#### Dataset entries
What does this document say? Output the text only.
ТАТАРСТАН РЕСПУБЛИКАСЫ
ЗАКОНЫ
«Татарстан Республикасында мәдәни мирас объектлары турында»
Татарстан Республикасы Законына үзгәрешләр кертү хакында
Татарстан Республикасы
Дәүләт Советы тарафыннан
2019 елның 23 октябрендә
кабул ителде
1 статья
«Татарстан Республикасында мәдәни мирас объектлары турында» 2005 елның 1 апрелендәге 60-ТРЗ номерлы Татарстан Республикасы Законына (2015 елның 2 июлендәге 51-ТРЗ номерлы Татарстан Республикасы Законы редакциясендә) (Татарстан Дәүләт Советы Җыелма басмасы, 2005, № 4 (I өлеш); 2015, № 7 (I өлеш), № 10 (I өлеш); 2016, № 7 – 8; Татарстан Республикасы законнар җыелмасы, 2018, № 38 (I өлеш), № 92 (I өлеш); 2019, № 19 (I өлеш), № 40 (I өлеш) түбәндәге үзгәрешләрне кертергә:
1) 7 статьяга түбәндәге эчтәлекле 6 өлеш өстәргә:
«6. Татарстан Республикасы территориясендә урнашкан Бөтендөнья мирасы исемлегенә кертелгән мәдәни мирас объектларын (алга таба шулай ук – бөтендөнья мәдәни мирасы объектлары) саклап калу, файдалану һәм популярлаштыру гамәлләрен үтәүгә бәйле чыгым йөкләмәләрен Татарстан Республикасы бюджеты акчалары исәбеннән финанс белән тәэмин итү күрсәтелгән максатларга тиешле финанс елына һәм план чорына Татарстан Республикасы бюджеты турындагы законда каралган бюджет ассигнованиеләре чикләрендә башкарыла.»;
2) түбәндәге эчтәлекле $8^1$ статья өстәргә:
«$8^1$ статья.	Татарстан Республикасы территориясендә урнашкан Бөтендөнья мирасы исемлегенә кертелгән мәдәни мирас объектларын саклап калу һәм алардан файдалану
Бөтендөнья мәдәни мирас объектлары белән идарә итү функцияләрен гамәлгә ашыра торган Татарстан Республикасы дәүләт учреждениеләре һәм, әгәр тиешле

#### Exercise brief
Please restate the whole listing word for word.

#### Solution
What does this document say? Output the text only.
ТАТАРСТАН РЕСПУБЛИКАСЫ
ЗАКОНЫ
«Татарстан Республикасында мәдәни мирас объектлары турында»
Татарстан Республикасы Законына үзгәрешләр кертү хакында
Татарстан Республикасы
Дәүләт Советы тарафыннан
2019 елның 23 октябрендә
кабул ителде
1 статья
«Татарстан Республикасында мәдәни мирас объектлары турында» 2005 елның 1 апрелендәге 60-ТРЗ номерлы Татарстан Республикасы Законына (2015 елның 2 июлендәге 51-ТРЗ номерлы Татарстан Республикасы Законы редакциясендә) (Татарстан Дәүләт Советы Җыелма басмасы, 2005, № 4 (I өлеш); 2015, № 7 (I өлеш), № 10 (I өлеш); 2016, № 7 – 8; Татарстан Республикасы законнар җыелмасы, 2018, № 38 (I өлеш), № 92 (I өлеш); 2019, № 19 (I өлеш), № 40 (I өлеш) түбәндәге үзгәрешләрне кертергә:
1) 7 статьяга түбәндәге эчтәлекле 6 өлеш өстәргә:
«6. Татарстан Республикасы территориясендә урнашкан Бөтендөнья мирасы исемлегенә кертелгән мәдәни мирас объектларын (алга таба шулай ук – бөтендөнья мәдәни мирасы объектлары) саклап калу, файдалану һәм популярлаштыру гамәлләрен үтәүгә бәйле чыгым йөкләмәләрен Татарстан Республикасы бюджеты акчалары исәбеннән финанс белән тәэмин итү күрсәтелгән максатларга тиешле финанс елына һәм план чорына Татарстан Республикасы бюджеты турындагы законда каралган бюджет ассигнованиеләре чикләрендә башкарыла.»;
2) түбәндәге эчтәлекле $8^1$ статья өстәргә:
«$8^1$ статья.	Татарстан Республикасы территориясендә урнашкан Бөтендөнья мирасы исемлегенә кертелгән мәдәни мирас объектларын саклап калу һәм алардан файдалану
Бөтендөнья мәдәни мирас объектлары белән идарә итү функцияләрен гамәлгә ашыра торган Татарстан Республикасы дәүләт учреждениеләре һәм, әгәр тиешле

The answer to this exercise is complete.